◆ WHAT IS ASKED: Report each line of the data that includes the word "View".

◆ PROVIDED RECORDS:
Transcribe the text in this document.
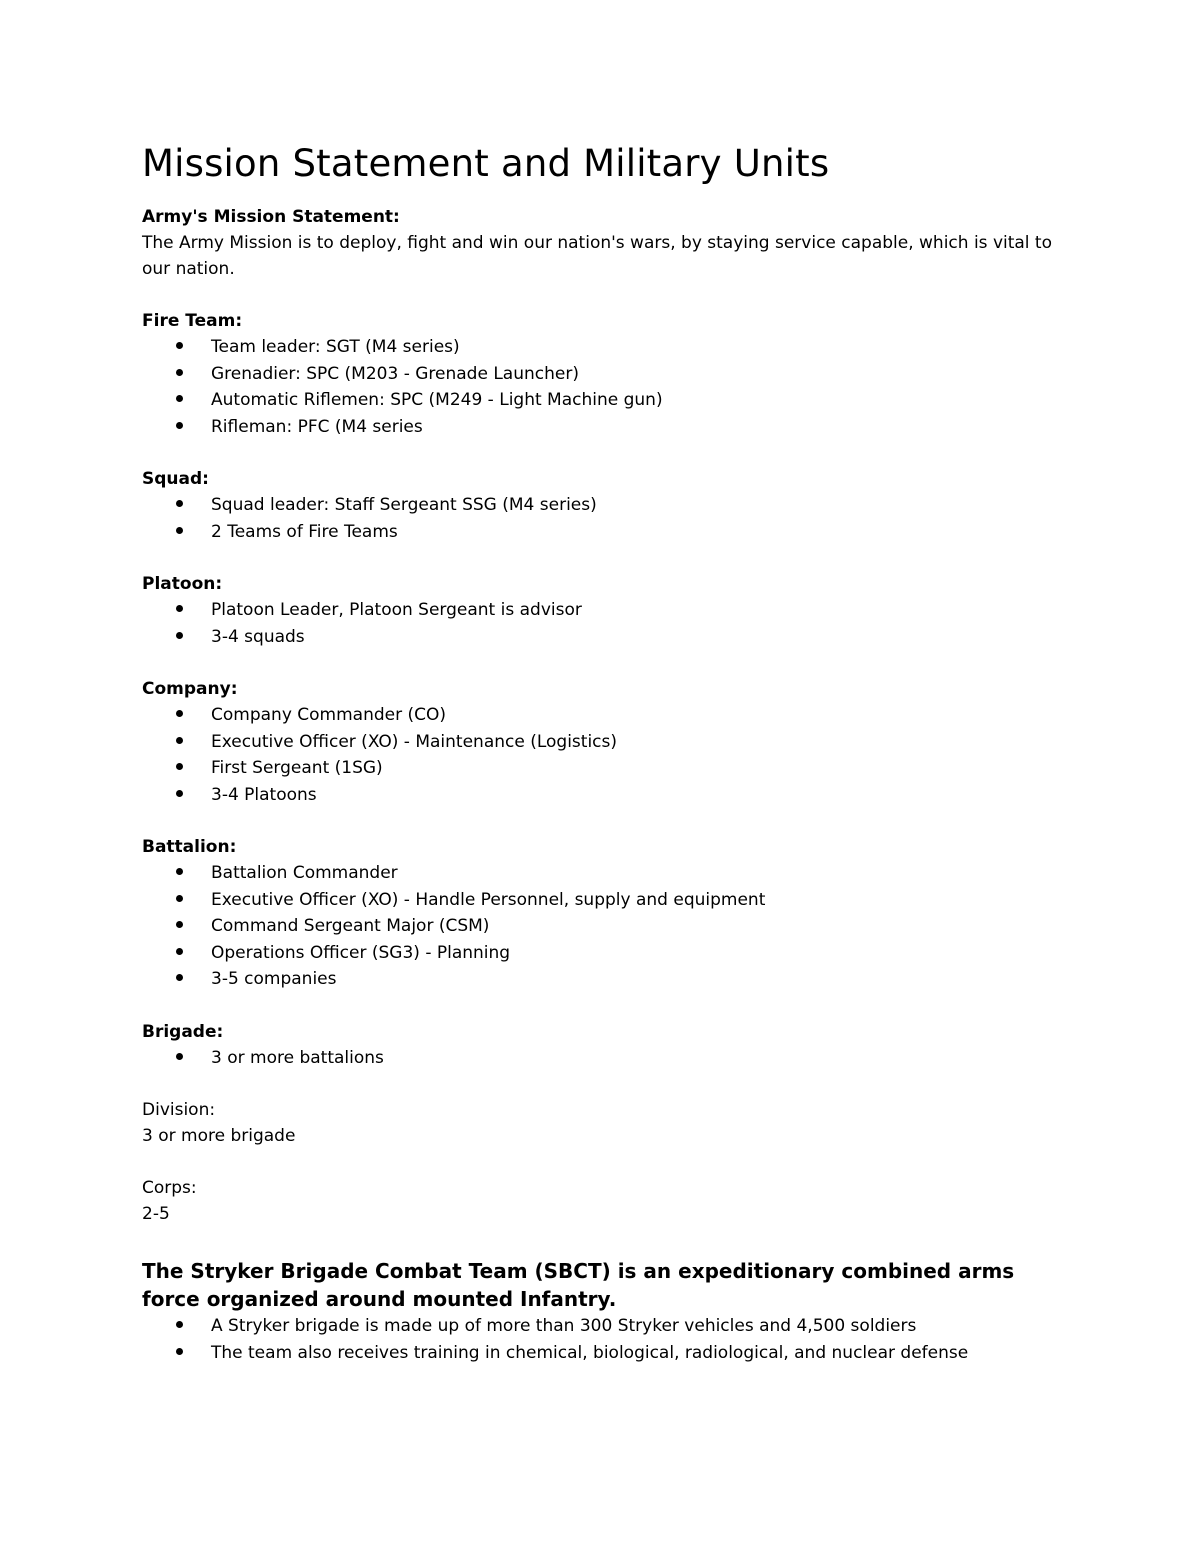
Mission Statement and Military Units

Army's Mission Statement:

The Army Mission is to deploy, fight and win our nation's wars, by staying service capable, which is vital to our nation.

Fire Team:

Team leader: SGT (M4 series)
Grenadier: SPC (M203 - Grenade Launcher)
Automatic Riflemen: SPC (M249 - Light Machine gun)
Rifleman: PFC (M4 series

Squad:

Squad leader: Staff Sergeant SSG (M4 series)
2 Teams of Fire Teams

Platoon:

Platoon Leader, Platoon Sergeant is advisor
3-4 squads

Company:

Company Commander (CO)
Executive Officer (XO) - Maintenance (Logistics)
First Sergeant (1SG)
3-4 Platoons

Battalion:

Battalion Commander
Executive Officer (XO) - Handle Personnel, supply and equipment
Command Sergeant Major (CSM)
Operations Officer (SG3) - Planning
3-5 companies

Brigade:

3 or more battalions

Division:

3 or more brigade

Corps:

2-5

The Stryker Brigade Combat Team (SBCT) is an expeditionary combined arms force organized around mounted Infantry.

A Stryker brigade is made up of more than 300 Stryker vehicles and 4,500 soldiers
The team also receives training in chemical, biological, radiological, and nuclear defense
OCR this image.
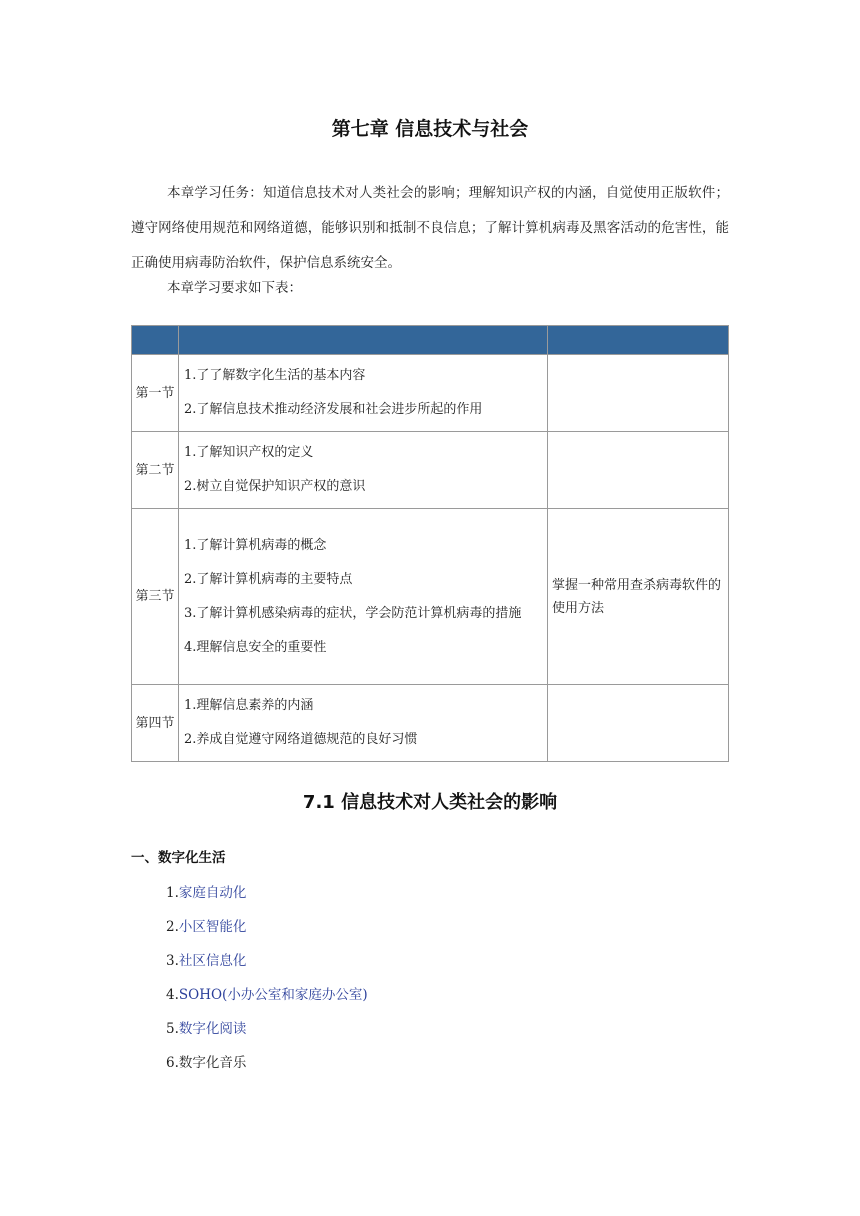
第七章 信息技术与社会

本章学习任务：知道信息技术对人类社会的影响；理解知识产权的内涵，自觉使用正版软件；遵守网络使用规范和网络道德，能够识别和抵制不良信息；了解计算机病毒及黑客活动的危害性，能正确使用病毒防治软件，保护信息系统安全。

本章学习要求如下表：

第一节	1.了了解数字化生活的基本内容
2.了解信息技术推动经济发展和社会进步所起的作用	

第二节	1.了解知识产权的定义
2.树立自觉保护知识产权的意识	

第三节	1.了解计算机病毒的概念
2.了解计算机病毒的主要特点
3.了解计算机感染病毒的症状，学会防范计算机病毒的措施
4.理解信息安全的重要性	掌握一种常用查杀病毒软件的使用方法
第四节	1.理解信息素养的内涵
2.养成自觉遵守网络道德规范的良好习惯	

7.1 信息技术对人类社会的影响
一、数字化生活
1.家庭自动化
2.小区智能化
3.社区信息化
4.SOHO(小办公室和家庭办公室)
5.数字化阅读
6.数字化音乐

==

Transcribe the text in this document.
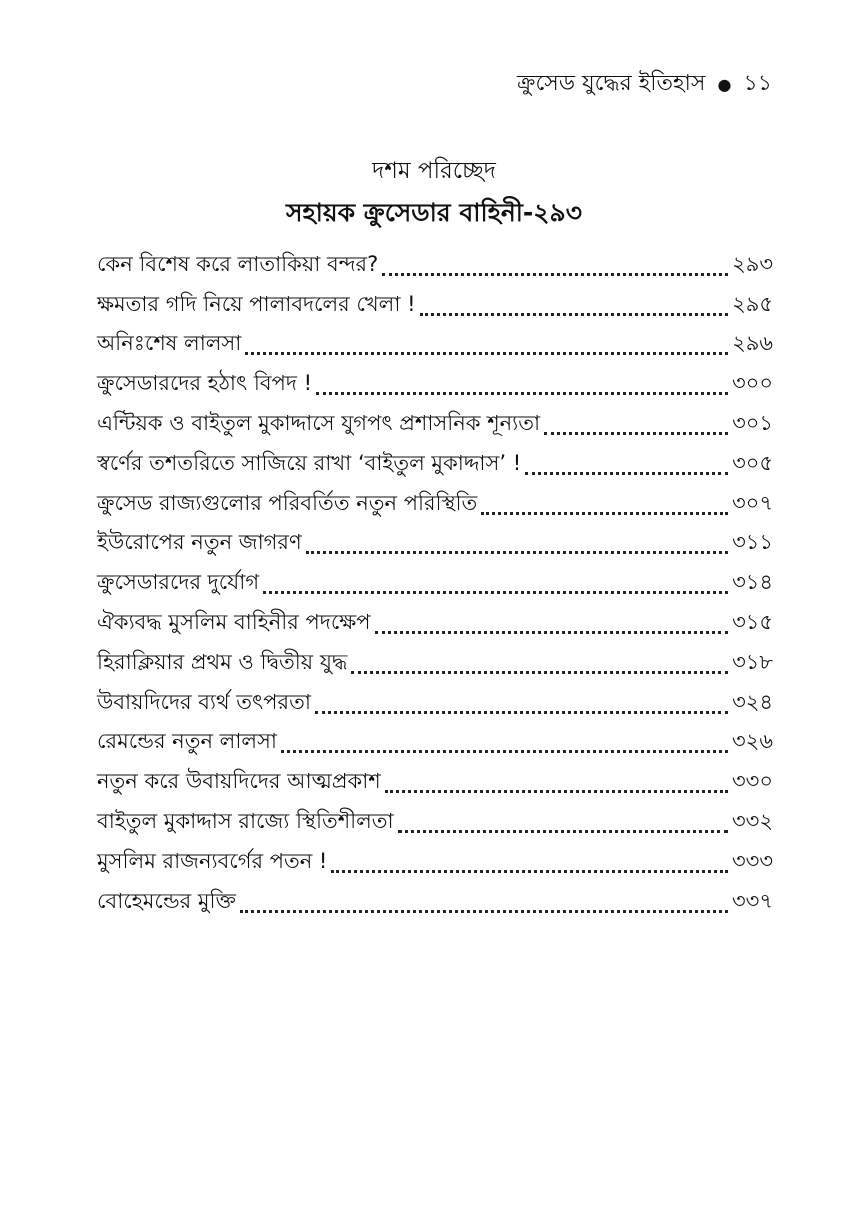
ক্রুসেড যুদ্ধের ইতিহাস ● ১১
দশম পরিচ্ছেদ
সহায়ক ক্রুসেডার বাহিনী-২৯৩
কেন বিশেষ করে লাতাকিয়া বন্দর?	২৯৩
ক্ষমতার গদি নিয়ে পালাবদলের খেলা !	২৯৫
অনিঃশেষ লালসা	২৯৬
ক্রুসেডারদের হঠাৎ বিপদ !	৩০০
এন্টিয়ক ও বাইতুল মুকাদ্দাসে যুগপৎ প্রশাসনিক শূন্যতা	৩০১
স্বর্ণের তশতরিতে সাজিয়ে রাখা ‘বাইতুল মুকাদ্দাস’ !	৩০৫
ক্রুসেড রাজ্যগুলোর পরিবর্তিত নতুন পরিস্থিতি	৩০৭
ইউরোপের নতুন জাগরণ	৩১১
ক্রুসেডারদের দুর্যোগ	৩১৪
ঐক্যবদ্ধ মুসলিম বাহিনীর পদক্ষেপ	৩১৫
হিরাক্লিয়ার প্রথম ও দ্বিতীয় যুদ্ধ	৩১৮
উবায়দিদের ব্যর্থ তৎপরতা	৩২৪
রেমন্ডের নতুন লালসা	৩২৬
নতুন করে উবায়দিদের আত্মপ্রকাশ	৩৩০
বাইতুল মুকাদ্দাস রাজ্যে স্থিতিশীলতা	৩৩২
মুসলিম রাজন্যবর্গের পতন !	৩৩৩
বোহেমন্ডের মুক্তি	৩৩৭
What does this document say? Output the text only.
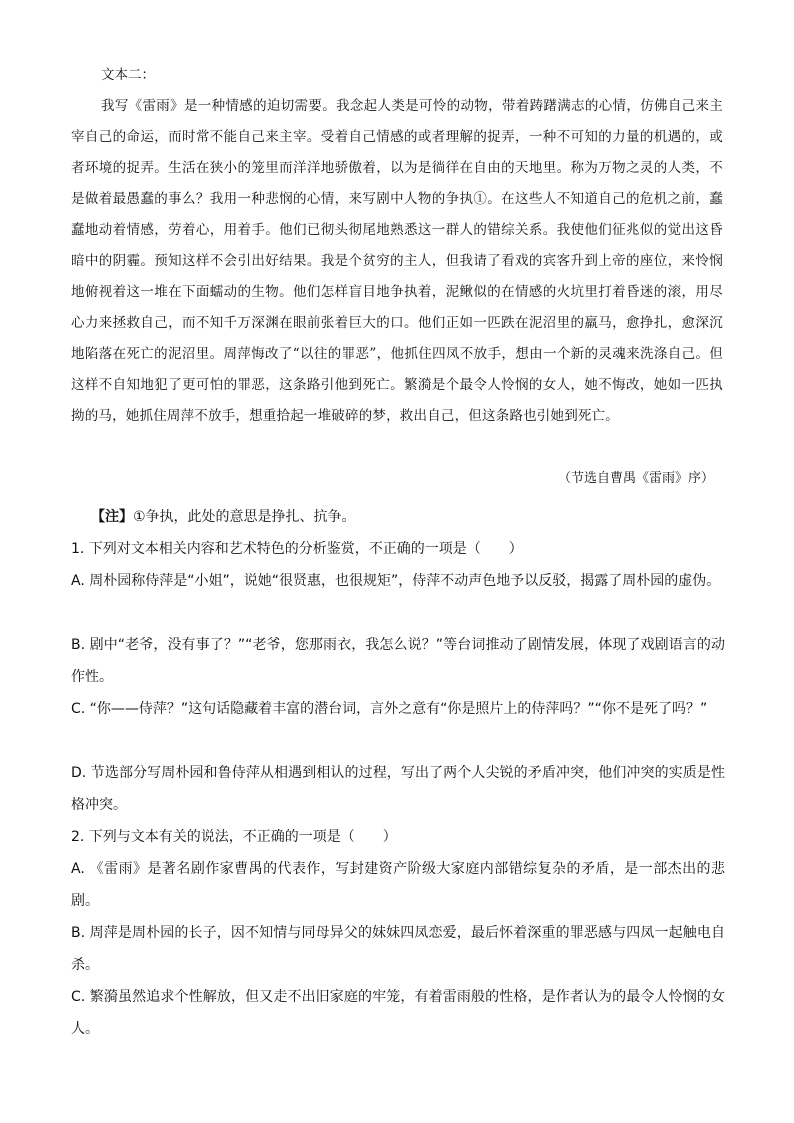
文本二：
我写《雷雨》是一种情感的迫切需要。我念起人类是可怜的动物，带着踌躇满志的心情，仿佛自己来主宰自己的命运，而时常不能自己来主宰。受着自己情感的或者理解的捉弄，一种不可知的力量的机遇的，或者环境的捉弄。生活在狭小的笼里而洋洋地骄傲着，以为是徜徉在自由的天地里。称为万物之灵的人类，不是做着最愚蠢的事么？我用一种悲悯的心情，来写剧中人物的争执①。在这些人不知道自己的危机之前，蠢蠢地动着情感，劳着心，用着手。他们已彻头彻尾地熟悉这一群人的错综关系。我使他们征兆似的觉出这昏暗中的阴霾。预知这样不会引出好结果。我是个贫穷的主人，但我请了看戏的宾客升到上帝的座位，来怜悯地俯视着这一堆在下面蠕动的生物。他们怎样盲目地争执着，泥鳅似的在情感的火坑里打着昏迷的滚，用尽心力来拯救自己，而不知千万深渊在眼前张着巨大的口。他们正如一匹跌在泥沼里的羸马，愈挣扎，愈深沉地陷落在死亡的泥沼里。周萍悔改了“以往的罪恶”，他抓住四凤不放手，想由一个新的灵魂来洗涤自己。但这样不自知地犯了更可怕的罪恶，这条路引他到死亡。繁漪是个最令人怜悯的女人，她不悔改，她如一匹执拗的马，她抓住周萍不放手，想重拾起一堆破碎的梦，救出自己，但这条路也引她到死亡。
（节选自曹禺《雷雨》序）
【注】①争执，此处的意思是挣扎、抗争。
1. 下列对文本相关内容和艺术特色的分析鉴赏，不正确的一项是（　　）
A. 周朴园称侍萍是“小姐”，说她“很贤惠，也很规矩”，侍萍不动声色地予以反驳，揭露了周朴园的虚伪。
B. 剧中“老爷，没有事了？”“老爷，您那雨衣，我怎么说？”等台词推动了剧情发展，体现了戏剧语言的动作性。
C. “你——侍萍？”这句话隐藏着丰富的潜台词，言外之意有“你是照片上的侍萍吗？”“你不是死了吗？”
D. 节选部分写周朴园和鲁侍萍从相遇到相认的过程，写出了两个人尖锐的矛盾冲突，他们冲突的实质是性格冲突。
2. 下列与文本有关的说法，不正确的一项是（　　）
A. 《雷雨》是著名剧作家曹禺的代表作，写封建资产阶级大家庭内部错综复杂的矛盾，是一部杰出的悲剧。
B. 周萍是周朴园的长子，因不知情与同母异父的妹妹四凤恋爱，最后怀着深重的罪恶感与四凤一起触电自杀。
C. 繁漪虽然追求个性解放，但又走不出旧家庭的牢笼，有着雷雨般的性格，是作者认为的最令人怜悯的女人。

--

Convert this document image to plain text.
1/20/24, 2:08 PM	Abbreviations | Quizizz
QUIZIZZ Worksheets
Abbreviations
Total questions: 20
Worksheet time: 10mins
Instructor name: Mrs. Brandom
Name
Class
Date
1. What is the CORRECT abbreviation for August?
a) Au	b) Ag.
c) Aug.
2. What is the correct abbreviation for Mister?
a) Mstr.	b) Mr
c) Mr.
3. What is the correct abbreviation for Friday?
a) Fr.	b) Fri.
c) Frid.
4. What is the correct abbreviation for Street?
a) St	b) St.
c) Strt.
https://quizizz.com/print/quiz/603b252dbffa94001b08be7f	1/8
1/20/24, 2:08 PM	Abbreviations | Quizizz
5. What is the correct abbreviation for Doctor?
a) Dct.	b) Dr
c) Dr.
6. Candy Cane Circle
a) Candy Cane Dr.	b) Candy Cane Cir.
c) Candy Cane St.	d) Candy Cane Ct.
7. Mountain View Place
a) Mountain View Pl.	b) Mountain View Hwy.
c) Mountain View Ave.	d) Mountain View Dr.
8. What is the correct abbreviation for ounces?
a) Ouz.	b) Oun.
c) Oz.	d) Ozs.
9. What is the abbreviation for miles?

◆ RESULT OF THE TASK:
7. Mountain View Place
a) Mountain View Pl.	b) Mountain View Hwy.
c) Mountain View Ave.	d) Mountain View Dr.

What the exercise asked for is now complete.